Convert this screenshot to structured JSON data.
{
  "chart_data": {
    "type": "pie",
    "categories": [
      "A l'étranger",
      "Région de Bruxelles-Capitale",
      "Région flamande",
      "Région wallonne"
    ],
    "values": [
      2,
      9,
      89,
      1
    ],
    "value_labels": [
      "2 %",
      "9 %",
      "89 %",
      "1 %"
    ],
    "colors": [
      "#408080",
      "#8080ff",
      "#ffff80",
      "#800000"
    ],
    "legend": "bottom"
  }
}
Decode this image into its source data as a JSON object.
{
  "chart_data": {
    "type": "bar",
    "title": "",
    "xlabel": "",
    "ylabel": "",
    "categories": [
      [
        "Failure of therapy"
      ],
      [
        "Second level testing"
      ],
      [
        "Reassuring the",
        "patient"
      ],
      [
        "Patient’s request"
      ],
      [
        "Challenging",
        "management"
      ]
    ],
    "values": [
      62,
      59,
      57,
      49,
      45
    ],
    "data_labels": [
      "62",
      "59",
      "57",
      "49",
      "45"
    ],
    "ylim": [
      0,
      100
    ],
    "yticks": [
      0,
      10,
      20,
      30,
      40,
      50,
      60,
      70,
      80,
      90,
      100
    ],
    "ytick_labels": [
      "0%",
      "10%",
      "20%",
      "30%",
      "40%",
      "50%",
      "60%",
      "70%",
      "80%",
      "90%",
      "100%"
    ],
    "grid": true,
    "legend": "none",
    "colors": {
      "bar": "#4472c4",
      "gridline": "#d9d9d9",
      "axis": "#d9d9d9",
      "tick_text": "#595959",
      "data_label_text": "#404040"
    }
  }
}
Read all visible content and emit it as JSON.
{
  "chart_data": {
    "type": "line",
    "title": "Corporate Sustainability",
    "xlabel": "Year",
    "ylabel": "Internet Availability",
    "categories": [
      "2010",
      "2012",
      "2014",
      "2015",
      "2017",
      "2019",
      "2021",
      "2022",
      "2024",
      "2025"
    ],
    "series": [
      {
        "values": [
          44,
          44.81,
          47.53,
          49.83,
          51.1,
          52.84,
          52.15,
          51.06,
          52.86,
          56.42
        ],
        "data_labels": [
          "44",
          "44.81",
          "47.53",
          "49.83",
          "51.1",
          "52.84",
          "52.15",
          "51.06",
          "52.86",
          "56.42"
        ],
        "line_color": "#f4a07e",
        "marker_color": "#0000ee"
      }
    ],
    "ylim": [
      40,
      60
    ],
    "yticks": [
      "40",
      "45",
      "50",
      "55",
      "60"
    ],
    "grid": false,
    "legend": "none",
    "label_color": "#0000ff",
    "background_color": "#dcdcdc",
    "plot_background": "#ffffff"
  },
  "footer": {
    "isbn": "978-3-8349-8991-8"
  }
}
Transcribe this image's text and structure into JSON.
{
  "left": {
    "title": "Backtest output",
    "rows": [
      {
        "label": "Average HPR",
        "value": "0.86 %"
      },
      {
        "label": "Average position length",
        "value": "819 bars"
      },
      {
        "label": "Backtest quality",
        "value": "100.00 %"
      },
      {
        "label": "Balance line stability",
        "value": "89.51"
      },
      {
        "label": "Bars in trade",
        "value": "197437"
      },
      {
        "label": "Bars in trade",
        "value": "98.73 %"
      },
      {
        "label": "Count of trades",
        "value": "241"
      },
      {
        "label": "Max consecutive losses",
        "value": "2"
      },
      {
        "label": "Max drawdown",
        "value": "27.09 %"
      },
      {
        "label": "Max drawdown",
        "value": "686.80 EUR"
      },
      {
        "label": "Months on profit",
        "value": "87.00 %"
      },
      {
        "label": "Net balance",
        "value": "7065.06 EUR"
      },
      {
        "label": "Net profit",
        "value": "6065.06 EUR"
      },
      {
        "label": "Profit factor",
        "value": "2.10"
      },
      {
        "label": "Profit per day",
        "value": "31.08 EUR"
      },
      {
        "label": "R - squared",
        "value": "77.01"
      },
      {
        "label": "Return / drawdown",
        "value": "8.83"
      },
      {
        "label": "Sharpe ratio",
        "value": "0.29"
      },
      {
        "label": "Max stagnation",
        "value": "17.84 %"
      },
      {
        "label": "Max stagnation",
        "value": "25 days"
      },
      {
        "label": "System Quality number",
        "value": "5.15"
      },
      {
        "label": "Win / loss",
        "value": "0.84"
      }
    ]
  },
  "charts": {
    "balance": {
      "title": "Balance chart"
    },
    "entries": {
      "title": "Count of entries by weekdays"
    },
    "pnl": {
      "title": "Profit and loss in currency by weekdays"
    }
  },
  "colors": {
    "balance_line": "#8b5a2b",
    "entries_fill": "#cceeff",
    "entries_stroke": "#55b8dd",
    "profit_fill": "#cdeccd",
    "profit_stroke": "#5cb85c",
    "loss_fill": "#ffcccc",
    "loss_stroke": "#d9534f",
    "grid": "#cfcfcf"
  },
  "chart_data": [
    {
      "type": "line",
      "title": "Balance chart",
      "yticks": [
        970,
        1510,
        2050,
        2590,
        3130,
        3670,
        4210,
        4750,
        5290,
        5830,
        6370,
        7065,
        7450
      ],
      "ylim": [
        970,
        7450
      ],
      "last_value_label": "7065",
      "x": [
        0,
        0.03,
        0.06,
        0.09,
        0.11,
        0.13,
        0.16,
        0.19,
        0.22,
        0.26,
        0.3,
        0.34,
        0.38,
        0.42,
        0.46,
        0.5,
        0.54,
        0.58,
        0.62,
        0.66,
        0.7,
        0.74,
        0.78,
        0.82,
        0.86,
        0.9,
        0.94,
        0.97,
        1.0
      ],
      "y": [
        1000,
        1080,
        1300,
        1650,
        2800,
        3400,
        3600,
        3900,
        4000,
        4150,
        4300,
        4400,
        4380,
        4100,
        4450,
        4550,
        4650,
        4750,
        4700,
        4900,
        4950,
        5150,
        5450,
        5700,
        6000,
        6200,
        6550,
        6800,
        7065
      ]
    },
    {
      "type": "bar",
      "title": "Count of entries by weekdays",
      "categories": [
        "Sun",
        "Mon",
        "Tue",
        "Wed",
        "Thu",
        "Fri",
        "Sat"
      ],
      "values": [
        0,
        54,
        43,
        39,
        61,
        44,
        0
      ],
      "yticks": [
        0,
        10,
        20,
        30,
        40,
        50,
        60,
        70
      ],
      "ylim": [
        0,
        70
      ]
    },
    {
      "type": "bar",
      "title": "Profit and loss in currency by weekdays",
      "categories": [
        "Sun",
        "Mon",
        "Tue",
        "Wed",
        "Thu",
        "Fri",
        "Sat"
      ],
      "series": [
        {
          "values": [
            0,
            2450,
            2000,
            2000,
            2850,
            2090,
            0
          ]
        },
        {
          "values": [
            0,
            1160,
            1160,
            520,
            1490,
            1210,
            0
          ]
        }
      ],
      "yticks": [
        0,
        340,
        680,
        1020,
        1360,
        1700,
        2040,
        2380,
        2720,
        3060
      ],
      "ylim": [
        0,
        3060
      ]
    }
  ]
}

************

▶ **WHAT TO WORK ON**
Filter lines by "image" and return each hit.

▶ **FULL SOLUTION**
Decode this image into its source data as a JSON object.
Transcribe this image's text and structure into JSON.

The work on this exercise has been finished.